[Labeled region entries]
____

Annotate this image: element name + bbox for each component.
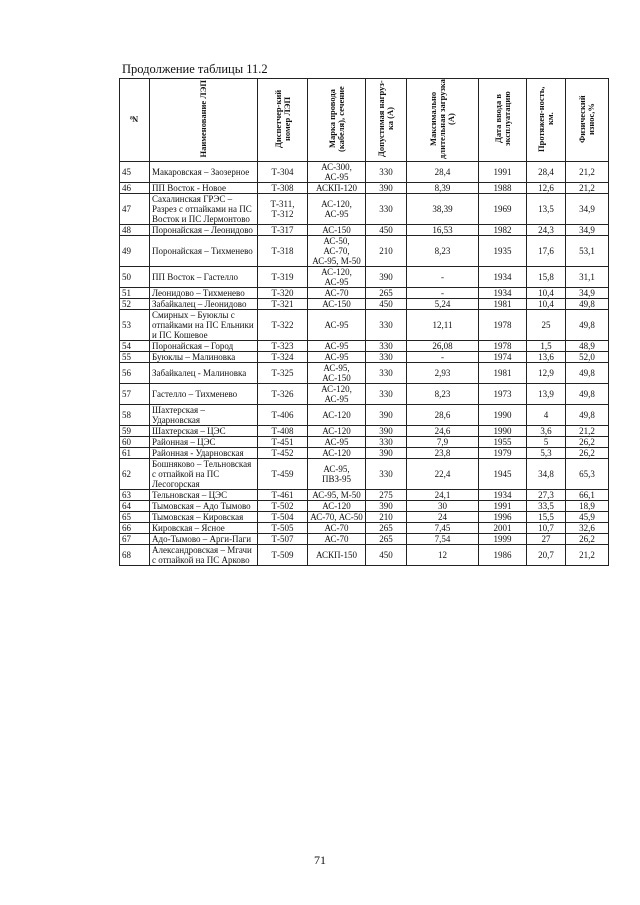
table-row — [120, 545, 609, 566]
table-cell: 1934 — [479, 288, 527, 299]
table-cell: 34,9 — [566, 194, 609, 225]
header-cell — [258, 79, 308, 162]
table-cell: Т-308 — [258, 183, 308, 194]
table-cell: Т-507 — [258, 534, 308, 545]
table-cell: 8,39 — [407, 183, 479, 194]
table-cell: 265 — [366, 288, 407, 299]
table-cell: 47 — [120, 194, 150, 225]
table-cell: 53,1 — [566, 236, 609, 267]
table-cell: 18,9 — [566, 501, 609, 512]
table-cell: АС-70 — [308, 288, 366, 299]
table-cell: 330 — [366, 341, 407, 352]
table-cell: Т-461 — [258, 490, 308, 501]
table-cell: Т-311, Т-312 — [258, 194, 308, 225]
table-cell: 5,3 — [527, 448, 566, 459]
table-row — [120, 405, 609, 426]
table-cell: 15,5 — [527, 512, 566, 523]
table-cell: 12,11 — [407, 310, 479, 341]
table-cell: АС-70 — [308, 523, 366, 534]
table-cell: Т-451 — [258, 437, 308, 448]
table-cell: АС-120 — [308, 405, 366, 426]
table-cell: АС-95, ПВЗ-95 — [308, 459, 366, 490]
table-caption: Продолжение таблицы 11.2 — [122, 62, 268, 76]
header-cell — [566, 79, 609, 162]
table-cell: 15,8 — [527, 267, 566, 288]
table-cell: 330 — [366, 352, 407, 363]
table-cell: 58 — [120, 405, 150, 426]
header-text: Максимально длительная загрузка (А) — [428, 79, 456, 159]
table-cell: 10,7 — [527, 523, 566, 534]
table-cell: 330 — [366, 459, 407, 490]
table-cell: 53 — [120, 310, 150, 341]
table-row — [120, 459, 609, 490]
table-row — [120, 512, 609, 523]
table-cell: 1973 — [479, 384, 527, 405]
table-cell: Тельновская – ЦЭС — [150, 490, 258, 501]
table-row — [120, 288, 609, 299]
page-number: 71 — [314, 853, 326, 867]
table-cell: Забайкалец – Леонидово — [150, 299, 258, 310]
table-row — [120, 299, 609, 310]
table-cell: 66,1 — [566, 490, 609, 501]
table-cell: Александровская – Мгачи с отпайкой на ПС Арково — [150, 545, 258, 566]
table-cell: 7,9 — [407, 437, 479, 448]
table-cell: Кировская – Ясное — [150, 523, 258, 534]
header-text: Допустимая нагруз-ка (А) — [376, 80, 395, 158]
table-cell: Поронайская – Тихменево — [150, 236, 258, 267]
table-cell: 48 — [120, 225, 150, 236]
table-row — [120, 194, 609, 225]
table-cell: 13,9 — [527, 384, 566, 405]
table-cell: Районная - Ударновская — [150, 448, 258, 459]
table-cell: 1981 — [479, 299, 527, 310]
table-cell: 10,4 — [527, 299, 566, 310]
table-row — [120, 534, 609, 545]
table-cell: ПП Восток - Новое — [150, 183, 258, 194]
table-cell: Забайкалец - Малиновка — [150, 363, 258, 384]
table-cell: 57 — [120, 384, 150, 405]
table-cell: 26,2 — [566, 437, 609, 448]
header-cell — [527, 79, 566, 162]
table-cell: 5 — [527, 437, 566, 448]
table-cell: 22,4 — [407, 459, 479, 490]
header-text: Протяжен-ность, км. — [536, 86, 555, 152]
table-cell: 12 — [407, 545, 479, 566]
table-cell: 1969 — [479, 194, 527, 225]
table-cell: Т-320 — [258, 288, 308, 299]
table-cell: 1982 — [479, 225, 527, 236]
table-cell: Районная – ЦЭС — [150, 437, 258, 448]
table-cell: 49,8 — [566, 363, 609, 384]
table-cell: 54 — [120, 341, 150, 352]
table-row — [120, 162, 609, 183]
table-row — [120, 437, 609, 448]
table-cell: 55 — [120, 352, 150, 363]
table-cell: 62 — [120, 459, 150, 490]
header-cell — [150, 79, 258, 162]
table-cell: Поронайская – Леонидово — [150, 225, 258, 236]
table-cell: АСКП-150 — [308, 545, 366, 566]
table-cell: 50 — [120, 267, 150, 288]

____

Copy the lines starting at the one that contains "table-row — [120, 545, 609, 566]" and ending at the one that contains "table-cell: Т-507 — [258, 534, 308, 545]", without changing anything.

table-row — [120, 545, 609, 566]
table-cell: 1934 — [479, 288, 527, 299]
table-cell: 34,9 — [566, 194, 609, 225]
header-cell — [258, 79, 308, 162]
table-cell: Т-308 — [258, 183, 308, 194]
table-cell: Т-507 — [258, 534, 308, 545]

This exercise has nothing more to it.